## TO BE DONE:
Repeat every record below exactly as it appears.

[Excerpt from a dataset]
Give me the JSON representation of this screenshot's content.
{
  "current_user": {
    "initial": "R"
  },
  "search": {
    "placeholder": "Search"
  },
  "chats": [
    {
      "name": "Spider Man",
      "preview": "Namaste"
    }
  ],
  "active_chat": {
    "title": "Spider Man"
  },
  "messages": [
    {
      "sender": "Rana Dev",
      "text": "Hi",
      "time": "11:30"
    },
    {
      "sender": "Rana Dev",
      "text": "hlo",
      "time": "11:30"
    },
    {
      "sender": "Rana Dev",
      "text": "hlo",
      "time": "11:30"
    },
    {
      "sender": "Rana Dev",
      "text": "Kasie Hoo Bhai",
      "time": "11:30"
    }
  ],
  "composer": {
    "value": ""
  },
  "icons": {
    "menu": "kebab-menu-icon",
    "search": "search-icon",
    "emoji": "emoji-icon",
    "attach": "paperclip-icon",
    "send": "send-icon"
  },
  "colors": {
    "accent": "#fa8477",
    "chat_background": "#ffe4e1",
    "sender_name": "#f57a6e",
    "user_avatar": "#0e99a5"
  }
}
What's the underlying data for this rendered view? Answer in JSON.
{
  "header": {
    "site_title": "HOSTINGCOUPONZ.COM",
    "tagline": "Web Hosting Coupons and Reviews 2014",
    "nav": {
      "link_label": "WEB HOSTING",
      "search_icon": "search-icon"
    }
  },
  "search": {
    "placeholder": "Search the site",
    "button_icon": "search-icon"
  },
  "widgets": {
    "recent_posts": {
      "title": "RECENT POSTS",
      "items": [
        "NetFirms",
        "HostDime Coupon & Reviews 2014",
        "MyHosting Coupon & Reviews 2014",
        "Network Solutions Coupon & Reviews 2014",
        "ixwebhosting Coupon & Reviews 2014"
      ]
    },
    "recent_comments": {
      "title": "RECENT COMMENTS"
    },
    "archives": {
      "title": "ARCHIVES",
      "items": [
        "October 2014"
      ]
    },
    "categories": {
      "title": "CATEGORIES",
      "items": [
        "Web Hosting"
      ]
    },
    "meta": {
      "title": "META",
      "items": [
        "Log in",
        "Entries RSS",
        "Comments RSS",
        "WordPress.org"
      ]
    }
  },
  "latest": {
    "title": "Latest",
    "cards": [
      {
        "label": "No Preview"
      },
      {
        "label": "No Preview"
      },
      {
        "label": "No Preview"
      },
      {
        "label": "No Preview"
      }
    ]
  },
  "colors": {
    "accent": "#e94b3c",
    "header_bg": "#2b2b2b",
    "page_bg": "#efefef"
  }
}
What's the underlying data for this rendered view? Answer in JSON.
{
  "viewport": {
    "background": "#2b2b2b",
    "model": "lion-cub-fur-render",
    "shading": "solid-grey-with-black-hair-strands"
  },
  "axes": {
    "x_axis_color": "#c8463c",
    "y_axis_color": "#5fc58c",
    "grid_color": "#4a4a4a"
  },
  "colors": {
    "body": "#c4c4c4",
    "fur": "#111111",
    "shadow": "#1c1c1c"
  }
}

## FINISHED TASK:
Give me the JSON representation of this screenshot's content.
{
  "current_user": {
    "initial": "R"
  },
  "search": {
    "placeholder": "Search"
  },
  "chats": [
    {
      "name": "Spider Man",
      "preview": "Namaste"
    }
  ],
  "active_chat": {
    "title": "Spider Man"
  },
  "messages": [
    {
      "sender": "Rana Dev",
      "text": "Hi",
      "time": "11:30"
    },
    {
      "sender": "Rana Dev",
      "text": "hlo",
      "time": "11:30"
    },
    {
      "sender": "Rana Dev",
      "text": "hlo",
      "time": "11:30"
    },
    {
      "sender": "Rana Dev",
      "text": "Kasie Hoo Bhai",
      "time": "11:30"
    }
  ],
  "composer": {
    "value": ""
  },
  "icons": {
    "menu": "kebab-menu-icon",
    "search": "search-icon",
    "emoji": "emoji-icon",
    "attach": "paperclip-icon",
    "send": "send-icon"
  },
  "colors": {
    "accent": "#fa8477",
    "chat_background": "#ffe4e1",
    "sender_name": "#f57a6e",
    "user_avatar": "#0e99a5"
  }
}
What's the underlying data for this rendered view? Answer in JSON.
{
  "header": {
    "site_title": "HOSTINGCOUPONZ.COM",
    "tagline": "Web Hosting Coupons and Reviews 2014",
    "nav": {
      "link_label": "WEB HOSTING",
      "search_icon": "search-icon"
    }
  },
  "search": {
    "placeholder": "Search the site",
    "button_icon": "search-icon"
  },
  "widgets": {
    "recent_posts": {
      "title": "RECENT POSTS",
      "items": [
        "NetFirms",
        "HostDime Coupon & Reviews 2014",
        "MyHosting Coupon & Reviews 2014",
        "Network Solutions Coupon & Reviews 2014",
        "ixwebhosting Coupon & Reviews 2014"
      ]
    },
    "recent_comments": {
      "title": "RECENT COMMENTS"
    },
    "archives": {
      "title": "ARCHIVES",
      "items": [
        "October 2014"
      ]
    },
    "categories": {
      "title": "CATEGORIES",
      "items": [
        "Web Hosting"
      ]
    },
    "meta": {
      "title": "META",
      "items": [
        "Log in",
        "Entries RSS",
        "Comments RSS",
        "WordPress.org"
      ]
    }
  },
  "latest": {
    "title": "Latest",
    "cards": [
      {
        "label": "No Preview"
      },
      {
        "label": "No Preview"
      },
      {
        "label": "No Preview"
      },
      {
        "label": "No Preview"
      }
    ]
  },
  "colors": {
    "accent": "#e94b3c",
    "header_bg": "#2b2b2b",
    "page_bg": "#efefef"
  }
}
What's the underlying data for this rendered view? Answer in JSON.
{
  "viewport": {
    "background": "#2b2b2b",
    "model": "lion-cub-fur-render",
    "shading": "solid-grey-with-black-hair-strands"
  },
  "axes": {
    "x_axis_color": "#c8463c",
    "y_axis_color": "#5fc58c",
    "grid_color": "#4a4a4a"
  },
  "colors": {
    "body": "#c4c4c4",
    "fur": "#111111",
    "shadow": "#1c1c1c"
  }
}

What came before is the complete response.